## EXERCISE:
Starting with the line that contains "Give me a plain-text", return every line through the end of the listing below exactly as written. Omit the pictures.

####

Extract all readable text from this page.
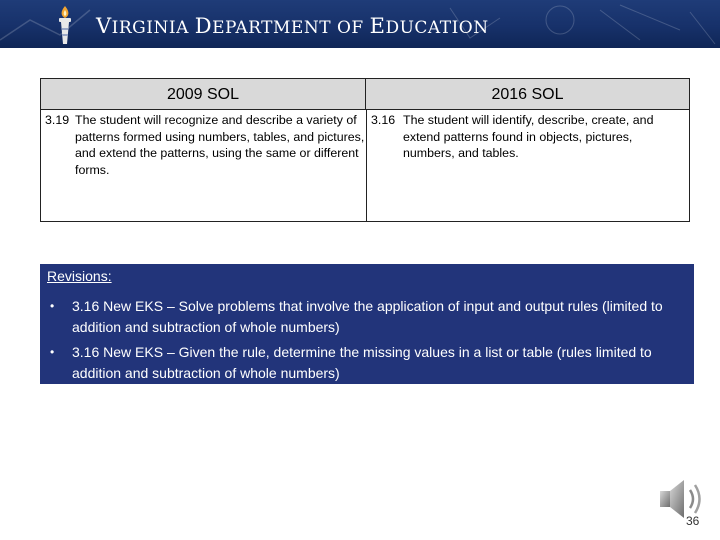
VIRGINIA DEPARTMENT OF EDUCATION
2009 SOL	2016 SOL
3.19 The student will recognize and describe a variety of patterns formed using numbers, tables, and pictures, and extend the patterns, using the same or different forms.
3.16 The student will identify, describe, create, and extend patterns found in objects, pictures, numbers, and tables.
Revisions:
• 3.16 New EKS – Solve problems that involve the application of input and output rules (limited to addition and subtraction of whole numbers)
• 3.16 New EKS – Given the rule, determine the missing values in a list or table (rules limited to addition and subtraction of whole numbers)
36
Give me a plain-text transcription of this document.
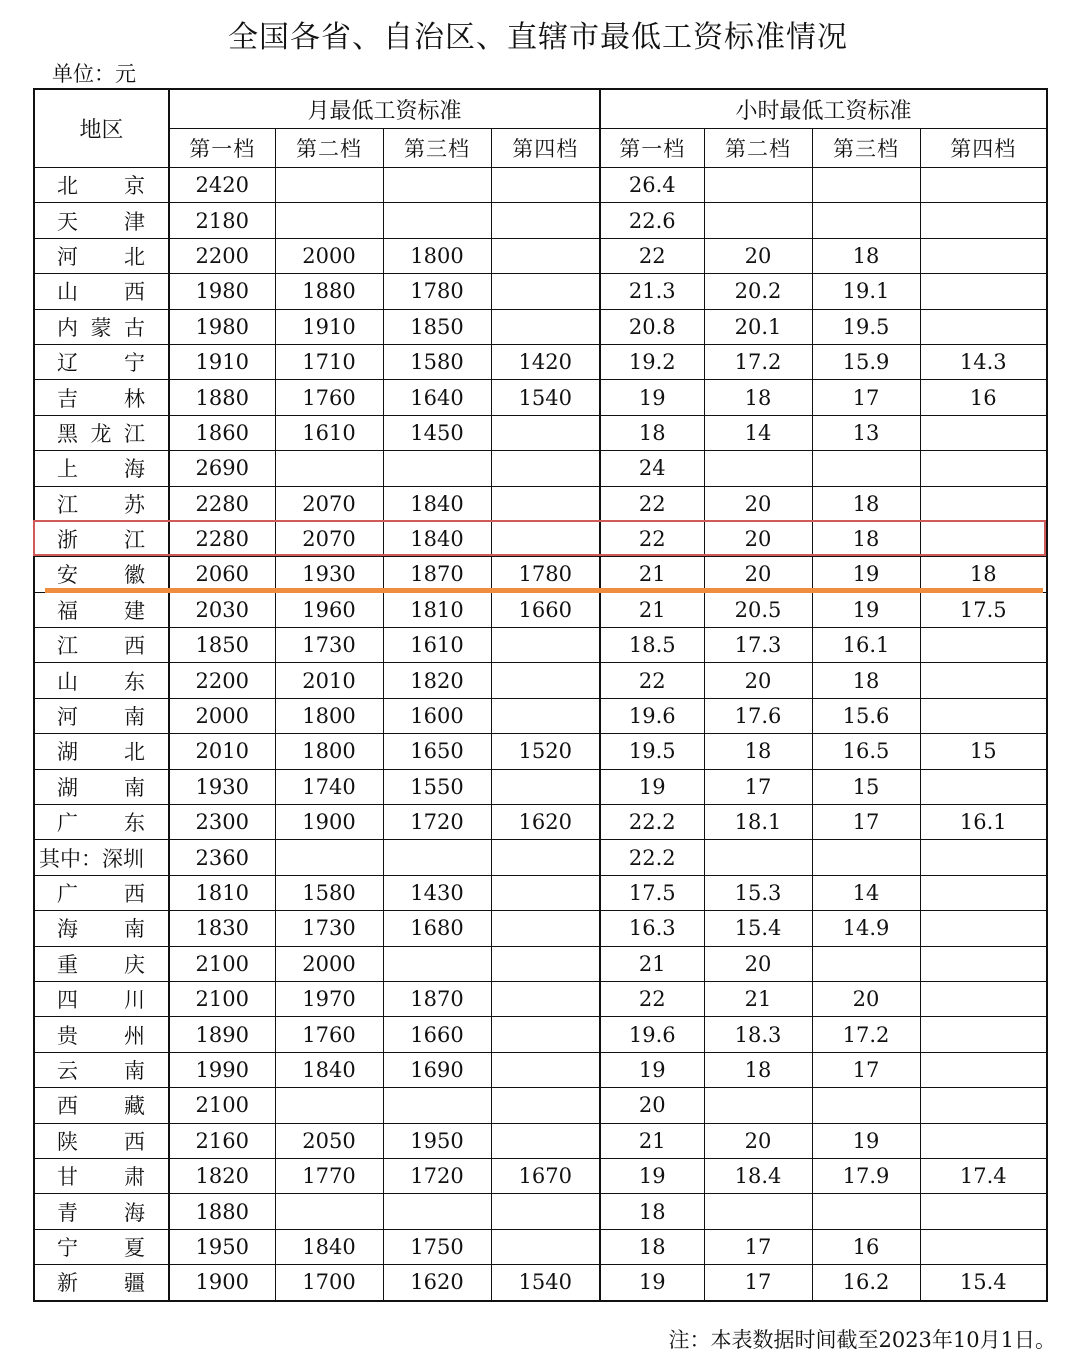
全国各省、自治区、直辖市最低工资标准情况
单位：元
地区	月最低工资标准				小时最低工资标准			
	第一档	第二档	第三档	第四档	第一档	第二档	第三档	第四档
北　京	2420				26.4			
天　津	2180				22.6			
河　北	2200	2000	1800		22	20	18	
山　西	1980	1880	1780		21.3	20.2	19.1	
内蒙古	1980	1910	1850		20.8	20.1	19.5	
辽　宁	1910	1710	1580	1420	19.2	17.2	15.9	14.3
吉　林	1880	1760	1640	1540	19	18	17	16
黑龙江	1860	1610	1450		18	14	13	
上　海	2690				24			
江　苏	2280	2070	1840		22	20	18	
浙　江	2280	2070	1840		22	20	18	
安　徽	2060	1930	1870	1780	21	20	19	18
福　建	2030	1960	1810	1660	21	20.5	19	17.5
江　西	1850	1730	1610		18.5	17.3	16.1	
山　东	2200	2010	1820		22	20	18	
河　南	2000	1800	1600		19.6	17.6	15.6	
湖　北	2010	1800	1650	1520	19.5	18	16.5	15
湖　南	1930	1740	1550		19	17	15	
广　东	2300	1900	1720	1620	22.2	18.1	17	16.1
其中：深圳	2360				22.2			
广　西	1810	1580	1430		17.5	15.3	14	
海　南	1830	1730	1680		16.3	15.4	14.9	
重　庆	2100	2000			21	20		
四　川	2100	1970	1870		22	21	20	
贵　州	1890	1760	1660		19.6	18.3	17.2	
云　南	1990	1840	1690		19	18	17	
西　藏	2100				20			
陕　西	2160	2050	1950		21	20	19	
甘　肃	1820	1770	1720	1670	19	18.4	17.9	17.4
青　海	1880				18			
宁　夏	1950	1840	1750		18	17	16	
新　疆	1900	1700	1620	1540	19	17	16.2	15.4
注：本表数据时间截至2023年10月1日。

####

## ANSWER TO THIS TASK:
Give me a plain-text transcription of this document.
全国各省、自治区、直辖市最低工资标准情况
单位：元
地区	月最低工资标准				小时最低工资标准			
	第一档	第二档	第三档	第四档	第一档	第二档	第三档	第四档
北　京	2420				26.4			
天　津	2180				22.6			
河　北	2200	2000	1800		22	20	18	
山　西	1980	1880	1780		21.3	20.2	19.1	
内蒙古	1980	1910	1850		20.8	20.1	19.5	
辽　宁	1910	1710	1580	1420	19.2	17.2	15.9	14.3
吉　林	1880	1760	1640	1540	19	18	17	16
黑龙江	1860	1610	1450		18	14	13	
上　海	2690				24			
江　苏	2280	2070	1840		22	20	18	
浙　江	2280	2070	1840		22	20	18	
安　徽	2060	1930	1870	1780	21	20	19	18
福　建	2030	1960	1810	1660	21	20.5	19	17.5
江　西	1850	1730	1610		18.5	17.3	16.1	
山　东	2200	2010	1820		22	20	18	
河　南	2000	1800	1600		19.6	17.6	15.6	
湖　北	2010	1800	1650	1520	19.5	18	16.5	15
湖　南	1930	1740	1550		19	17	15	
广　东	2300	1900	1720	1620	22.2	18.1	17	16.1
其中：深圳	2360				22.2			
广　西	1810	1580	1430		17.5	15.3	14	
海　南	1830	1730	1680		16.3	15.4	14.9	
重　庆	2100	2000			21	20		
四　川	2100	1970	1870		22	21	20	
贵　州	1890	1760	1660		19.6	18.3	17.2	
云　南	1990	1840	1690		19	18	17	
西　藏	2100				20			
陕　西	2160	2050	1950		21	20	19	
甘　肃	1820	1770	1720	1670	19	18.4	17.9	17.4
青　海	1880				18			
宁　夏	1950	1840	1750		18	17	16	
新　疆	1900	1700	1620	1540	19	17	16.2	15.4
注：本表数据时间截至2023年10月1日。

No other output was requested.